▶ [Written exercise] Copy word for word the part of the material that opens with the line containing "option-label: groovy [94,455,143,472]" and closes with the line containing "language-option[interactable]: apex [62,224,129,256]", both lines included.

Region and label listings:
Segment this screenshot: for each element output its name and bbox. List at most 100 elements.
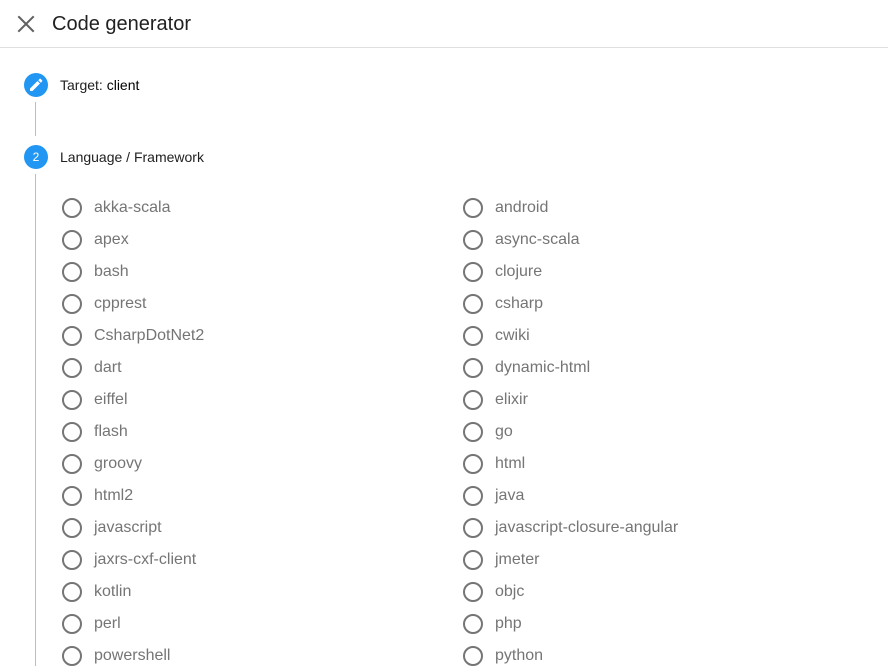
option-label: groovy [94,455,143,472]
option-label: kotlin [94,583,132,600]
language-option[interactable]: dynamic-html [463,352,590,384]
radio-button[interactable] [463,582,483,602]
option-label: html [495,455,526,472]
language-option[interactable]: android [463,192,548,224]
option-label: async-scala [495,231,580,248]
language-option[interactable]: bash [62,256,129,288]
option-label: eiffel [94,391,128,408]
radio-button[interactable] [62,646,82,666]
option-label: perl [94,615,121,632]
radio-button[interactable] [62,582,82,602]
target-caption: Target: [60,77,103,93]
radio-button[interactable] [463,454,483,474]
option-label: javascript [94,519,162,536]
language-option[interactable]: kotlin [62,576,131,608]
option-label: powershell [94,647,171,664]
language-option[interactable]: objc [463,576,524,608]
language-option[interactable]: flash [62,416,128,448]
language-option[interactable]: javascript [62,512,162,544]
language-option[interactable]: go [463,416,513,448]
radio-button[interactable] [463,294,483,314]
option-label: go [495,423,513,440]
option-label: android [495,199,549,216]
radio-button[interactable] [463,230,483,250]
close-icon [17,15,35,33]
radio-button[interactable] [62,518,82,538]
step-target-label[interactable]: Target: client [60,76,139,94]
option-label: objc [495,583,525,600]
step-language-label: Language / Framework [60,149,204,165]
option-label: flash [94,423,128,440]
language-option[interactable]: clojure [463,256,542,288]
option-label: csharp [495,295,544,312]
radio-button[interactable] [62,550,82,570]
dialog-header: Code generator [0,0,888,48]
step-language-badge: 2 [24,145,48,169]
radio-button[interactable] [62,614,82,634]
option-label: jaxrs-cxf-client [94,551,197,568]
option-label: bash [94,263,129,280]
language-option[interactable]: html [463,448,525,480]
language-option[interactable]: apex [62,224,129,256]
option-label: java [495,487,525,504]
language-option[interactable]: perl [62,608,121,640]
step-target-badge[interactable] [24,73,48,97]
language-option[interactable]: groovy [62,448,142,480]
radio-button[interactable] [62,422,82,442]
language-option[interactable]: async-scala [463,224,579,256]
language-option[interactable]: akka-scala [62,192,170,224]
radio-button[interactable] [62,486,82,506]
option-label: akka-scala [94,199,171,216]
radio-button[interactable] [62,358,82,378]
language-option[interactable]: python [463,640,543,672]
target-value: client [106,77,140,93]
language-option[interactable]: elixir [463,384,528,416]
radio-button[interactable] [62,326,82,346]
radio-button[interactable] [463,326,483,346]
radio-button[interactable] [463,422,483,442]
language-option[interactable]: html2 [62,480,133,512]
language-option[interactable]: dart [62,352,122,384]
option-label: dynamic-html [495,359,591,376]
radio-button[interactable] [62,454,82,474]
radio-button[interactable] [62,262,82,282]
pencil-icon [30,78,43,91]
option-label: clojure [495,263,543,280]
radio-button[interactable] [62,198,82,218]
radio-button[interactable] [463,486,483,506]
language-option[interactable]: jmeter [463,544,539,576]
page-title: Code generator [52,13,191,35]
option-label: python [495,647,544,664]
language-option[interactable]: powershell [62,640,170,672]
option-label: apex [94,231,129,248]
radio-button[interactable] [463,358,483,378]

▶ [Solution to this task]
option-label: groovy [94,455,143,472]
option-label: kotlin [94,583,132,600]
language-option[interactable]: dynamic-html [463,352,590,384]
radio-button[interactable] [463,582,483,602]
option-label: html [495,455,526,472]
language-option[interactable]: android [463,192,548,224]
option-label: async-scala [495,231,580,248]
language-option[interactable]: bash [62,256,129,288]
option-label: eiffel [94,391,128,408]
radio-button[interactable] [62,646,82,666]
option-label: perl [94,615,121,632]
radio-button[interactable] [62,582,82,602]
target-caption: Target: [60,77,103,93]
radio-button[interactable] [463,454,483,474]
option-label: javascript [94,519,162,536]
language-option[interactable]: kotlin [62,576,131,608]
option-label: powershell [94,647,171,664]
language-option[interactable]: objc [463,576,524,608]
language-option[interactable]: flash [62,416,128,448]
language-option[interactable]: javascript [62,512,162,544]
language-option[interactable]: go [463,416,513,448]
radio-button[interactable] [463,294,483,314]
option-label: go [495,423,513,440]
option-label: android [495,199,549,216]
radio-button[interactable] [463,230,483,250]
close-icon [17,15,35,33]
radio-button[interactable] [62,518,82,538]
step-target-label[interactable]: Target: client [60,76,139,94]
option-label: objc [495,583,525,600]
step-language-label: Language / Framework [60,149,204,165]
option-label: flash [94,423,128,440]
language-option[interactable]: clojure [463,256,542,288]
option-label: csharp [495,295,544,312]
radio-button[interactable] [62,550,82,570]
dialog-header: Code generator [0,0,888,48]
step-language-badge: 2 [24,145,48,169]
radio-button[interactable] [62,614,82,634]
option-label: jaxrs-cxf-client [94,551,197,568]
option-label: bash [94,263,129,280]
language-option[interactable]: html [463,448,525,480]
language-option[interactable]: apex [62,224,129,256]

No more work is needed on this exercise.